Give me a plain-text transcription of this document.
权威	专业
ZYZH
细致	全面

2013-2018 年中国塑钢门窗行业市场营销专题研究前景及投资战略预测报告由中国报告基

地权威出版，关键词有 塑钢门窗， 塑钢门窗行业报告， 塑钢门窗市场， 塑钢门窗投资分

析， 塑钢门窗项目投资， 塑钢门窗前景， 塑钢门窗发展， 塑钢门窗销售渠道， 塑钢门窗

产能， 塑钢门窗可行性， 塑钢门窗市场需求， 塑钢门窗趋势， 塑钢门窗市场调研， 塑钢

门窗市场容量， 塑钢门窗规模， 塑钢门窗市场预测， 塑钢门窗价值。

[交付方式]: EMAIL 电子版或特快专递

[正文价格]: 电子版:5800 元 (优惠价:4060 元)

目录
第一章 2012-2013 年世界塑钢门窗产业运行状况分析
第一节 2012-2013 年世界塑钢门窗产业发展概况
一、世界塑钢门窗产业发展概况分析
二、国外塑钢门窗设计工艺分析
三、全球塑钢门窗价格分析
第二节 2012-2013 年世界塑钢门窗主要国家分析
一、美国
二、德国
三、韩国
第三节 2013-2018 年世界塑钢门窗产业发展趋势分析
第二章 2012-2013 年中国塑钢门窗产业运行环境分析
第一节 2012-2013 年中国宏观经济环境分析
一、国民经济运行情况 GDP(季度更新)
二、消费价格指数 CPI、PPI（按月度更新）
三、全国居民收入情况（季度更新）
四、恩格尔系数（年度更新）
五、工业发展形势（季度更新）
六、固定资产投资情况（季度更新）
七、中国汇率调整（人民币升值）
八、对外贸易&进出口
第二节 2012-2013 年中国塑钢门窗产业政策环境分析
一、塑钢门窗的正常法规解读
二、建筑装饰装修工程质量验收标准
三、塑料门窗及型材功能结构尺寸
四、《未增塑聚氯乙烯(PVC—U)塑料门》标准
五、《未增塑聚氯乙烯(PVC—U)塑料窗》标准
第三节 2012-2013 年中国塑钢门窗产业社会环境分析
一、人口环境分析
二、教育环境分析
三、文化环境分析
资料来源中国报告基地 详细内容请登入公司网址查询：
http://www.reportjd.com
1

• [INSTRUCTIONS FOR THE TASK]: Write down the full listing again, exactly.

• [FINAL RESULT]:
Give me a plain-text transcription of this document.
权威	专业
ZYZH
细致	全面

2013-2018 年中国塑钢门窗行业市场营销专题研究前景及投资战略预测报告由中国报告基

地权威出版，关键词有 塑钢门窗， 塑钢门窗行业报告， 塑钢门窗市场， 塑钢门窗投资分

析， 塑钢门窗项目投资， 塑钢门窗前景， 塑钢门窗发展， 塑钢门窗销售渠道， 塑钢门窗

产能， 塑钢门窗可行性， 塑钢门窗市场需求， 塑钢门窗趋势， 塑钢门窗市场调研， 塑钢

门窗市场容量， 塑钢门窗规模， 塑钢门窗市场预测， 塑钢门窗价值。

[交付方式]: EMAIL 电子版或特快专递

[正文价格]: 电子版:5800 元 (优惠价:4060 元)

目录
第一章 2012-2013 年世界塑钢门窗产业运行状况分析
第一节 2012-2013 年世界塑钢门窗产业发展概况
一、世界塑钢门窗产业发展概况分析
二、国外塑钢门窗设计工艺分析
三、全球塑钢门窗价格分析
第二节 2012-2013 年世界塑钢门窗主要国家分析
一、美国
二、德国
三、韩国
第三节 2013-2018 年世界塑钢门窗产业发展趋势分析
第二章 2012-2013 年中国塑钢门窗产业运行环境分析
第一节 2012-2013 年中国宏观经济环境分析
一、国民经济运行情况 GDP(季度更新)
二、消费价格指数 CPI、PPI（按月度更新）
三、全国居民收入情况（季度更新）
四、恩格尔系数（年度更新）
五、工业发展形势（季度更新）
六、固定资产投资情况（季度更新）
七、中国汇率调整（人民币升值）
八、对外贸易&进出口
第二节 2012-2013 年中国塑钢门窗产业政策环境分析
一、塑钢门窗的正常法规解读
二、建筑装饰装修工程质量验收标准
三、塑料门窗及型材功能结构尺寸
四、《未增塑聚氯乙烯(PVC—U)塑料门》标准
五、《未增塑聚氯乙烯(PVC—U)塑料窗》标准
第三节 2012-2013 年中国塑钢门窗产业社会环境分析
一、人口环境分析
二、教育环境分析
三、文化环境分析
资料来源中国报告基地 详细内容请登入公司网址查询：
http://www.reportjd.com
1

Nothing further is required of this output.